Problem statement
Below are records. Copy every line with "estado" in it.

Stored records
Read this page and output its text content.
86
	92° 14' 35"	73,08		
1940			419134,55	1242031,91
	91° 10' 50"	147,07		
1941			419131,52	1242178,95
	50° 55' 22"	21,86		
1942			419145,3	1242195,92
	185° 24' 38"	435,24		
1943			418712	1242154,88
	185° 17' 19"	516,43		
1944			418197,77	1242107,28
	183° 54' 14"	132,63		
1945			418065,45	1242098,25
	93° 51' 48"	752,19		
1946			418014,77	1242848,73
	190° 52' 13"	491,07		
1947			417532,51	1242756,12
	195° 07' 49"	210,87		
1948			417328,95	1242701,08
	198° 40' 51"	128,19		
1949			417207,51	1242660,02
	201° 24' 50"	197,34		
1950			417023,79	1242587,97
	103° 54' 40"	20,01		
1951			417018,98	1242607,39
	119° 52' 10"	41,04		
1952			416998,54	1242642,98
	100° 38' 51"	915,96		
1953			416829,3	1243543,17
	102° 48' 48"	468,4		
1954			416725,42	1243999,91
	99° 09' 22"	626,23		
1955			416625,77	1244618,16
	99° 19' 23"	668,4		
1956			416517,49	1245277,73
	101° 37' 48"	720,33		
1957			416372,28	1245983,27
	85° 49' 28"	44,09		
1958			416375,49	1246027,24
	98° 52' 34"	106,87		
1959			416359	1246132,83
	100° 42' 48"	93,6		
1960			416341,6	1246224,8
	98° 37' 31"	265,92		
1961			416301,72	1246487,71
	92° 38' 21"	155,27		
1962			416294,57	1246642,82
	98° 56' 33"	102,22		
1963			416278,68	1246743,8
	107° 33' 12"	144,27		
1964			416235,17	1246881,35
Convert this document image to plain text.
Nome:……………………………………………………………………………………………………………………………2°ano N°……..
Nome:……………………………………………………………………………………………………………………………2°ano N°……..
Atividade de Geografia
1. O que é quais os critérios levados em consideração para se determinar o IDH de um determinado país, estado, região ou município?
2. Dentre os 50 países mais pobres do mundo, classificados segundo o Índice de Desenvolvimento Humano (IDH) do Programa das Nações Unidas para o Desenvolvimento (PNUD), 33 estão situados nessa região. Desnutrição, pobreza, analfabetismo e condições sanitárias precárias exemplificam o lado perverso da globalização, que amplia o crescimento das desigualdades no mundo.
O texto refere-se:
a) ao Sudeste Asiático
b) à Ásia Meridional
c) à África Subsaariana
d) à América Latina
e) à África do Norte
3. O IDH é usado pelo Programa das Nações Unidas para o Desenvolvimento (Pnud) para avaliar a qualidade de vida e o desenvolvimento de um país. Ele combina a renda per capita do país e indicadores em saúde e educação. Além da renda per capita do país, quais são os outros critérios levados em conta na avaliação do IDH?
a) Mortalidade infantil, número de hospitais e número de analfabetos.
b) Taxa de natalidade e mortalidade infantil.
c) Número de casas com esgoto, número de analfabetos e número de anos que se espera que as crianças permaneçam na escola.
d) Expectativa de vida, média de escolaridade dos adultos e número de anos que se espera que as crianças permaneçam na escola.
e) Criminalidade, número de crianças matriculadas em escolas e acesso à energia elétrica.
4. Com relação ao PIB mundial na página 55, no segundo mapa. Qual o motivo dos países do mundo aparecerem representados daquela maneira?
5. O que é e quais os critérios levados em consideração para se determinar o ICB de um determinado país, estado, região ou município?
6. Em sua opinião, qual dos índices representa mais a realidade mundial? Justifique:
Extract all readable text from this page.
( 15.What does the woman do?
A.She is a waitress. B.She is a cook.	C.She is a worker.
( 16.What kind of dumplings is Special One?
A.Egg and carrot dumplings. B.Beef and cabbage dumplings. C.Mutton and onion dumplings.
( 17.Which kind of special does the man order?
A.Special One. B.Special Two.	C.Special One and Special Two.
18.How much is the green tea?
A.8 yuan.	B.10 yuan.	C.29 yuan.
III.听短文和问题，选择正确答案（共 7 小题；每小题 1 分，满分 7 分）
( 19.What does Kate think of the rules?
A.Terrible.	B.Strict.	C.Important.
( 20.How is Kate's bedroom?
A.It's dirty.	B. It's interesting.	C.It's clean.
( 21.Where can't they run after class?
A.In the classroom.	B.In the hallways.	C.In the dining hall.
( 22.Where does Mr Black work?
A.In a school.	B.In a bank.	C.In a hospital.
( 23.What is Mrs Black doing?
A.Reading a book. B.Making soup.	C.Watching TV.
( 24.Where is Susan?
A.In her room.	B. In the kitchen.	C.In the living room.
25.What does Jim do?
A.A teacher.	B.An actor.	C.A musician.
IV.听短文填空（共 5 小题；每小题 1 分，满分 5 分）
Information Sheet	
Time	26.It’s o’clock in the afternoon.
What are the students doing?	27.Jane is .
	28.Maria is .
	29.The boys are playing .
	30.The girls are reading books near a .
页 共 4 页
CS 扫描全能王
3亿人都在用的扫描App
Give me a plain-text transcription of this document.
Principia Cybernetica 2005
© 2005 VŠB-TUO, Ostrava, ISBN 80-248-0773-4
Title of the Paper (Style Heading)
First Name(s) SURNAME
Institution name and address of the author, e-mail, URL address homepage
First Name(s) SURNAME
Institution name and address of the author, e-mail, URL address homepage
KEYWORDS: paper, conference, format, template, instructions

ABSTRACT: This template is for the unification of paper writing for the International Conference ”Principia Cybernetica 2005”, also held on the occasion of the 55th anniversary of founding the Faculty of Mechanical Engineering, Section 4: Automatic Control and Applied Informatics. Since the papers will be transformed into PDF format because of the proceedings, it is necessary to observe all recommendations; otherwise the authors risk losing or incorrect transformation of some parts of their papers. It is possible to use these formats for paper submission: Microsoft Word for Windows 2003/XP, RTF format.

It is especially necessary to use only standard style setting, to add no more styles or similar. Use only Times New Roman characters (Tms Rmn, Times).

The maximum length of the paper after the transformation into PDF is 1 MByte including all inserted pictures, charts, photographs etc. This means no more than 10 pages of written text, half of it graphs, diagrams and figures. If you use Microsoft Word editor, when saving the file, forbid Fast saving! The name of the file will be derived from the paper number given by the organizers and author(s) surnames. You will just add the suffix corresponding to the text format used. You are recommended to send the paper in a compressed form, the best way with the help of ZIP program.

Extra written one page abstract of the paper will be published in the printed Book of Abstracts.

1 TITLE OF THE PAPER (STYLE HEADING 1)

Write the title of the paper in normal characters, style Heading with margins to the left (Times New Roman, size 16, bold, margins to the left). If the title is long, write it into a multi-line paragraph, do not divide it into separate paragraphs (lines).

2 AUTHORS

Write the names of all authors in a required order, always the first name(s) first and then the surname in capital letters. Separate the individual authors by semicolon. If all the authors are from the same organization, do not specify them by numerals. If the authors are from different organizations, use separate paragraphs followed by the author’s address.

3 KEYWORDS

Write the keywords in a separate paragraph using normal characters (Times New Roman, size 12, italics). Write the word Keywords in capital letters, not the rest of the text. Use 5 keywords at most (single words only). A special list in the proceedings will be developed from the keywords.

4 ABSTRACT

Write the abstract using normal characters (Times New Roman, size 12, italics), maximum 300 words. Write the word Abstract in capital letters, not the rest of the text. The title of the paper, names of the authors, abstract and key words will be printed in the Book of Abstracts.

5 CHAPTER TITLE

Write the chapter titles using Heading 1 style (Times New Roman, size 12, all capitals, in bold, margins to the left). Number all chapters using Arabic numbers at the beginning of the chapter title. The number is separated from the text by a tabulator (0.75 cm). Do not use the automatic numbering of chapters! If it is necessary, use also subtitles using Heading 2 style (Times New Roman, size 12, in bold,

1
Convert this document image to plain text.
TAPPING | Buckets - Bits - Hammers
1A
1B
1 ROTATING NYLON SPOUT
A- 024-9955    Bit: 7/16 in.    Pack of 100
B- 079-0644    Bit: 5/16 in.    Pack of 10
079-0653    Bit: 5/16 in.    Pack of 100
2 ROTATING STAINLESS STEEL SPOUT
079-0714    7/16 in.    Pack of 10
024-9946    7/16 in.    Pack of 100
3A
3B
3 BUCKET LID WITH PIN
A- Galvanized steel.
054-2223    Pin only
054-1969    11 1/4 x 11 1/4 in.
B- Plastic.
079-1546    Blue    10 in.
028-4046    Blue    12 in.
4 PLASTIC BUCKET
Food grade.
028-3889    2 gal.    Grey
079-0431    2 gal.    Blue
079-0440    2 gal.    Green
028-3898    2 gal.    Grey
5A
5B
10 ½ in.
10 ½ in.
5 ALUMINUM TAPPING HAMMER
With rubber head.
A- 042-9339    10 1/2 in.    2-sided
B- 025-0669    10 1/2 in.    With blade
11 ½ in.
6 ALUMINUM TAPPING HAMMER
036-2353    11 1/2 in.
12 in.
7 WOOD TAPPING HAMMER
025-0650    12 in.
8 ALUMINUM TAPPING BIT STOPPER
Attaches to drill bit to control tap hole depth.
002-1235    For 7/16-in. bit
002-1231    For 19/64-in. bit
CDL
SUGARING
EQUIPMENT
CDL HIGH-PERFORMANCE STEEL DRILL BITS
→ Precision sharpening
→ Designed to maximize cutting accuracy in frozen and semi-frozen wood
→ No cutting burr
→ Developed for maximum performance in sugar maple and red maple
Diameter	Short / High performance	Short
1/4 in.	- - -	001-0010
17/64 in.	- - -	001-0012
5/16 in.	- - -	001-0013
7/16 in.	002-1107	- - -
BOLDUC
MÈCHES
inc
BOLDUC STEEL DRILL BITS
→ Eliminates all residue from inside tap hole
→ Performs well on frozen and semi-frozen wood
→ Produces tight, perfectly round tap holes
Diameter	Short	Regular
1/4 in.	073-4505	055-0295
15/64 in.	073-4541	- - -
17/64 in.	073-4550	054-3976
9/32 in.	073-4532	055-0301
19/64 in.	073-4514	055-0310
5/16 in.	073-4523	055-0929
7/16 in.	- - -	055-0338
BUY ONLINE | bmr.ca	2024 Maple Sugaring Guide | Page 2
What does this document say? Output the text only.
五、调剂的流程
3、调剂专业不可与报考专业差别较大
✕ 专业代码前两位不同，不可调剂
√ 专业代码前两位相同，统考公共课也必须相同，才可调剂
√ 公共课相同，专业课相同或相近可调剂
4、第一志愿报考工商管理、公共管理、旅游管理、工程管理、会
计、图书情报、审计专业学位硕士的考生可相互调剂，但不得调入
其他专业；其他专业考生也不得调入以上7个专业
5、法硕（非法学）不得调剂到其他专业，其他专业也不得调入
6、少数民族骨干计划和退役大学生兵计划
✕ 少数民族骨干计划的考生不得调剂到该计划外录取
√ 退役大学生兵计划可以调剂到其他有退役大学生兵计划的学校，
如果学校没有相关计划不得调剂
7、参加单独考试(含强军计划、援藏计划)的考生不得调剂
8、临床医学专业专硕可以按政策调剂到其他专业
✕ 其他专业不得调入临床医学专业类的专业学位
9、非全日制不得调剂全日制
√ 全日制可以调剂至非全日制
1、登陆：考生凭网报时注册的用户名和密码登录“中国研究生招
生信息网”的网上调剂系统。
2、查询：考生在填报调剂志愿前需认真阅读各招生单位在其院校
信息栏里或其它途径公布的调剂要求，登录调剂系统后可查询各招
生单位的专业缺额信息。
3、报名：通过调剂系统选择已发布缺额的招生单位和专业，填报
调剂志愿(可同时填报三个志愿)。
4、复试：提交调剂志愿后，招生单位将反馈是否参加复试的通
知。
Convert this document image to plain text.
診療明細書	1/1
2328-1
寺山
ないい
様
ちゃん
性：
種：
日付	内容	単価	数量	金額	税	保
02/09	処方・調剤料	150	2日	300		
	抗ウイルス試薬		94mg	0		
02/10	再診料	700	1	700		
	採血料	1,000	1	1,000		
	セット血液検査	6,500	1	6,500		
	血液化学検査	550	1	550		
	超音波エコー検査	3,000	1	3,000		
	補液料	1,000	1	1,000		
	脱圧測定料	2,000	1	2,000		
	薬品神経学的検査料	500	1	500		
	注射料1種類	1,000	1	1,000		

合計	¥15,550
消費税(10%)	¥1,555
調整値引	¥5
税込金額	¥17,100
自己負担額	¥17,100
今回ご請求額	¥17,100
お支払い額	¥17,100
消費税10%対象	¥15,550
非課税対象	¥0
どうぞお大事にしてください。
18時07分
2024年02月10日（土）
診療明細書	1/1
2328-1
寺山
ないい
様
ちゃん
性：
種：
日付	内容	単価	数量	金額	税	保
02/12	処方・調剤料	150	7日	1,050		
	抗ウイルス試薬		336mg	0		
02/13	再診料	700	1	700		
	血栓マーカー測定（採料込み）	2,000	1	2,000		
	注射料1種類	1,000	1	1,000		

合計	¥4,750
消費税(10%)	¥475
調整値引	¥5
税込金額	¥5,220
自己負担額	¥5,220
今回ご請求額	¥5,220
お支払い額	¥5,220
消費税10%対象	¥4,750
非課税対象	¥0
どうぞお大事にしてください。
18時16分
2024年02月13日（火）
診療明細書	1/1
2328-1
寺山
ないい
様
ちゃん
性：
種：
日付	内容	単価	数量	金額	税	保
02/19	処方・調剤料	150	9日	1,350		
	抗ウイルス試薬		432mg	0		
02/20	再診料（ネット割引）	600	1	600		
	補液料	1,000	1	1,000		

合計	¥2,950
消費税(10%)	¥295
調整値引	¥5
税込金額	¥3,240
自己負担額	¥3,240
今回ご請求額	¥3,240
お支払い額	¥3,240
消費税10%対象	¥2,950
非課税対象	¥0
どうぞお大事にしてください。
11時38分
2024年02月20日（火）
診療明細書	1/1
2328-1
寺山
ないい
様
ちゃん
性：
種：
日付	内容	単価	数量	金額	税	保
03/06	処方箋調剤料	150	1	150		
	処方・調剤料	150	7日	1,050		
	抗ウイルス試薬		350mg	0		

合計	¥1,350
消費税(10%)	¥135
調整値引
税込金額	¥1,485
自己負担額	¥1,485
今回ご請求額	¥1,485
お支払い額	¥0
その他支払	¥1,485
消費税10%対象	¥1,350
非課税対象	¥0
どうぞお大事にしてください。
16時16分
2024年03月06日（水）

Solved problem
1. O que é quais os critérios levados em consideração para se determinar o IDH de um determinado país, estado, região ou município?
5. O que é e quais os critérios levados em consideração para se determinar o ICB de um determinado país, estado, região ou município?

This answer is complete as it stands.